_OBJECTIVE A_
Retype the passage from the drop shipping forum thread starting with "Also, the more" and going on through "It's quite compelling.".
_OBJECTIVE B_
Please mark each statement about the drop shipping forum thread as yes or no, quoting the words of the thread that decide it: (i) The poster says about three weeks have passed so far. (ii) The poster planned to work on the new site for the next six months before traveling. (iii) The poster has used drop shipping before.
_OBJECTIVE C_
In the drop shipping forum thread, what price is given for the membership drop shipping catalogs?

_TEXT SHOWN_
Since you aren't with a drop shipper yet, have you looked at what the cost is of the products? Guessing doesn't work. You then need to look at postage costs, advertising costs, CPA and all that jazz to make sure it's even worth pursuing.

Also, the more niche the product the more protected the supply chain will become. The distributors don't want to kill the value of their brands and products by giving everyone access to it.
 
Watching you post on these forums is like watching a mental breakdown happen before my very eyes.

It's quite compelling.
 
I've had planned on working on a new drop shipping site for the next 2 months before I start traveling. I wished to have the content, products, and everything set up so that, once I returned and once the rankings came in, all I needed to do was make adjustments and re-track my course.

Well, its been about 3 weeks so far and I've planned everything out and am ready to start writing/order articles but I'm running into a big issue: No merchants are approving my requests!

The niche I'm in is quite specific and I'm having a hard time finding suppliers.

My plan right now is to more forward and start dropping articles and, whatever suppliers I do get, I'll just stock their products on the site even though its not a perfect match. Do you have any tips on how to get my account approved? Is there any other ways to get suppliers? Are those $99 membership drop shipping catalogs worth it? I can PM you my niche if you wish.

PS its my first time with drop shipping :338:



Perhaps a VA dating / video chat site is more of a fit with your particular brand of expertise?

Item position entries
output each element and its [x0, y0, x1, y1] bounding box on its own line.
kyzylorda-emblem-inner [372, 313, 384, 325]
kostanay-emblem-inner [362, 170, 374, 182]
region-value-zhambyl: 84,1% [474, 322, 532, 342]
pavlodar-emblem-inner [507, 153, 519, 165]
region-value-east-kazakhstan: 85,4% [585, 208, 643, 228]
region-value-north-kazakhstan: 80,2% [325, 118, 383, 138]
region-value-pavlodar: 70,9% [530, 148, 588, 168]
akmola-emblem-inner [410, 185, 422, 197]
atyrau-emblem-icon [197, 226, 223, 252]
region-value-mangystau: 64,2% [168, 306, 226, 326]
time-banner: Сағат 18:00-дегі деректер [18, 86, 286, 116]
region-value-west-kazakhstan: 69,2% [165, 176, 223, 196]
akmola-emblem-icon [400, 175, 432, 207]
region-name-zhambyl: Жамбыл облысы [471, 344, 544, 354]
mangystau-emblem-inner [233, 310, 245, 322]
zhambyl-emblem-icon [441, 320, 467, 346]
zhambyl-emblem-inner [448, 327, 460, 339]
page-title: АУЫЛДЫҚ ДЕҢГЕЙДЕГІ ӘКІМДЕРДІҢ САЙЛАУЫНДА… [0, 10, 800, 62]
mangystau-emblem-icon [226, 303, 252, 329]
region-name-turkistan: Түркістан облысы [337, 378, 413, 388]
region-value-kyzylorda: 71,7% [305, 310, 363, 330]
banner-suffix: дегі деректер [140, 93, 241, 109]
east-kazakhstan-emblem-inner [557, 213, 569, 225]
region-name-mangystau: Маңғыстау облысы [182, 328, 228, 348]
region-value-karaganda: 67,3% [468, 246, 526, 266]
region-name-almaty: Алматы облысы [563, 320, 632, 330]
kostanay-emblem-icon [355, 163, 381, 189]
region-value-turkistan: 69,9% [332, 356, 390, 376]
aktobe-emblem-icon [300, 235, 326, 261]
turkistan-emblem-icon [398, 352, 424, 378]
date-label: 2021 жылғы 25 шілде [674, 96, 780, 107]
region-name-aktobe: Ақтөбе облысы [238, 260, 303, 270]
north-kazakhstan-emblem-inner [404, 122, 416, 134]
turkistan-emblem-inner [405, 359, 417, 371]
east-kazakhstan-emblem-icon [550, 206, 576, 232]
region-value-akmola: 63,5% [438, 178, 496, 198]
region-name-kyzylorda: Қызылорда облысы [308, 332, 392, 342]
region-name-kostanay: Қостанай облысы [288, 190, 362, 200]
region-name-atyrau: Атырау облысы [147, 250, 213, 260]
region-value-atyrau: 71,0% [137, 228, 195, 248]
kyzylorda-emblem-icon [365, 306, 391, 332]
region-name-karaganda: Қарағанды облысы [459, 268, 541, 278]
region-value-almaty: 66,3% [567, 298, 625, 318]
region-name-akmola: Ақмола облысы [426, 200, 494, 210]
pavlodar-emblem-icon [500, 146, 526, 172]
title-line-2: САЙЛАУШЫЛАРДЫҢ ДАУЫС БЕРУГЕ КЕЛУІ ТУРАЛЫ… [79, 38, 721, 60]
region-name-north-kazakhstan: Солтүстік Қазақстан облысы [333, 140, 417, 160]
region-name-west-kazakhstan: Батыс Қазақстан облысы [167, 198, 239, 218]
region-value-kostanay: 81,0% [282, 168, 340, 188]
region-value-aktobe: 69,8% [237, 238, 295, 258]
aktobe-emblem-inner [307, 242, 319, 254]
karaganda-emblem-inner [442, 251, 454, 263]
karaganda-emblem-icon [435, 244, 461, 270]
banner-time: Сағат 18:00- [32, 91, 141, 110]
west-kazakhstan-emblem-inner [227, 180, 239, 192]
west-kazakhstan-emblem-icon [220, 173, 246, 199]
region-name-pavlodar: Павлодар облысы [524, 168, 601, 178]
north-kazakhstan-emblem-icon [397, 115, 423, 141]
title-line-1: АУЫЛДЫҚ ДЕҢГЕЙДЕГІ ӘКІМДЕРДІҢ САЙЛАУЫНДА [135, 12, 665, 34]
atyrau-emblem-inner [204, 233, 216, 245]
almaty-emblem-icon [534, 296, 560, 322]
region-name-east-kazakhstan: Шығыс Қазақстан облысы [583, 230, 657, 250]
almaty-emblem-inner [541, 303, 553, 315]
---
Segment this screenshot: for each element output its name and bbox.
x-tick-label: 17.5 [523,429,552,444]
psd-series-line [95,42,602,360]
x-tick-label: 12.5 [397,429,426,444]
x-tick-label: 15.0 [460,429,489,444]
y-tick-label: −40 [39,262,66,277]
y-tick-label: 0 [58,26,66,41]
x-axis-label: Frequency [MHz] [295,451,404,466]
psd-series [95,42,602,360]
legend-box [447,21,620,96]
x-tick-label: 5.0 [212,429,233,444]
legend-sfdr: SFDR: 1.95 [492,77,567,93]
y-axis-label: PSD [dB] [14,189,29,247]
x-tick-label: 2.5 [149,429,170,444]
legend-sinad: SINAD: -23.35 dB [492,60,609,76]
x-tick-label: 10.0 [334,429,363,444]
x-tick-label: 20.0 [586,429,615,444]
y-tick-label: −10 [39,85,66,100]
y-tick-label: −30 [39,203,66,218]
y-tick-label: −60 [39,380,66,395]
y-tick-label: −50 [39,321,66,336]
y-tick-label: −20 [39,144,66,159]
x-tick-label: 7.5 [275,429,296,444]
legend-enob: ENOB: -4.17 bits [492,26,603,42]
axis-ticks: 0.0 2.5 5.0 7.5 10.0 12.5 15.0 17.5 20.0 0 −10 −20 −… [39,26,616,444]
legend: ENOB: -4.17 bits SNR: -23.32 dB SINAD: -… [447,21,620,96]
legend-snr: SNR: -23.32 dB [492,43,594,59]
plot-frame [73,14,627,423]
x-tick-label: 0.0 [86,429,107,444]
==
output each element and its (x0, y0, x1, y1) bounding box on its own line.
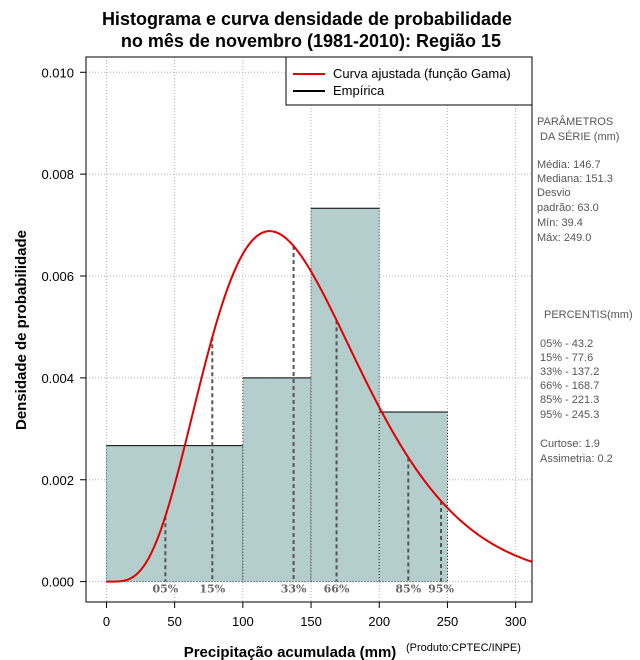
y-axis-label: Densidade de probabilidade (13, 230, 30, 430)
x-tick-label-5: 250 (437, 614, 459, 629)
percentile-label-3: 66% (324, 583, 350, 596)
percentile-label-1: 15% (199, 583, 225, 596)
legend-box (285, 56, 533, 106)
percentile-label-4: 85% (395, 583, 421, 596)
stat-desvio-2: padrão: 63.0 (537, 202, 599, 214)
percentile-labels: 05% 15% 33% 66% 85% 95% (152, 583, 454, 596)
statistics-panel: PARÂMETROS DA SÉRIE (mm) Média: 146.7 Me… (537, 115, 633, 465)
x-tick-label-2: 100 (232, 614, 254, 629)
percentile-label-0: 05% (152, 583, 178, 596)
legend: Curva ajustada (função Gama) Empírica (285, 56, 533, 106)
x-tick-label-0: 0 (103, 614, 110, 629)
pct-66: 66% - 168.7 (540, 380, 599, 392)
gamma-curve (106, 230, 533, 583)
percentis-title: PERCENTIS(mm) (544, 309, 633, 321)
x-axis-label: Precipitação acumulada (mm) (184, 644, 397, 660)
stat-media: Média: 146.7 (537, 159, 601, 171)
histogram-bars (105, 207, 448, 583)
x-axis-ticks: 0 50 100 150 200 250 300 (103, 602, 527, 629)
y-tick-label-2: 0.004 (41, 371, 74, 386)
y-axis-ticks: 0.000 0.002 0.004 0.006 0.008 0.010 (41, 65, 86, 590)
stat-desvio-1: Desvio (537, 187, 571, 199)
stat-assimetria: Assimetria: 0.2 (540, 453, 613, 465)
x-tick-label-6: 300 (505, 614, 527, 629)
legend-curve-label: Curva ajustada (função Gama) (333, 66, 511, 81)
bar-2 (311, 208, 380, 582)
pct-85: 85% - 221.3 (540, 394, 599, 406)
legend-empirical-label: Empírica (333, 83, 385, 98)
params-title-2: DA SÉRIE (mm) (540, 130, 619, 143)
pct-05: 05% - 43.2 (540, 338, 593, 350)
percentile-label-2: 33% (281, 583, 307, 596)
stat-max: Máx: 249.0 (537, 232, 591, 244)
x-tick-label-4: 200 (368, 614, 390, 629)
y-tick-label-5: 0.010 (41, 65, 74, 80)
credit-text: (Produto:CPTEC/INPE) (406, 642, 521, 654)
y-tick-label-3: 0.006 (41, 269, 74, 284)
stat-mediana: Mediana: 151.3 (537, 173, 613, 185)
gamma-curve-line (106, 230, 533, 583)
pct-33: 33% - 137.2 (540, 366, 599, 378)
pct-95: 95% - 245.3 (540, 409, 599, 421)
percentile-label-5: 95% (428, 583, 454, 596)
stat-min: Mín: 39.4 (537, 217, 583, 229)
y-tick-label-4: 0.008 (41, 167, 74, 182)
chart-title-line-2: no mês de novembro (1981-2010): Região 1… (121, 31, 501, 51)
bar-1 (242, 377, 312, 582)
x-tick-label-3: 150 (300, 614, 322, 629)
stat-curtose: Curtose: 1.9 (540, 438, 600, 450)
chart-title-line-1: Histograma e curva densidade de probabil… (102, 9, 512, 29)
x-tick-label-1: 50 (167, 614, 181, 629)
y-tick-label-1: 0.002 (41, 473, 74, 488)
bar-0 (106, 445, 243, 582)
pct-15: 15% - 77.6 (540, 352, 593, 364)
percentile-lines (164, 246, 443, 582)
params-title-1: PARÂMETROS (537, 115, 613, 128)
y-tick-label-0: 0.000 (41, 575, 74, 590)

_TASK OUTPUT A_
Also, the more niche the product the more protected the supply chain will become. The distributors don't want to kill the value of their brands and products by giving everyone access to it.
 
Watching you post on these forums is like watching a mental breakdown happen before my very eyes.

It's quite compelling.

_TASK OUTPUT B_
(i) Yes: "its been about 3 weeks so far"
(ii) No: "for the next 2 months before I start traveling"
(iii) No: "PS its my first time with drop shipping"

_TASK OUTPUT C_
$99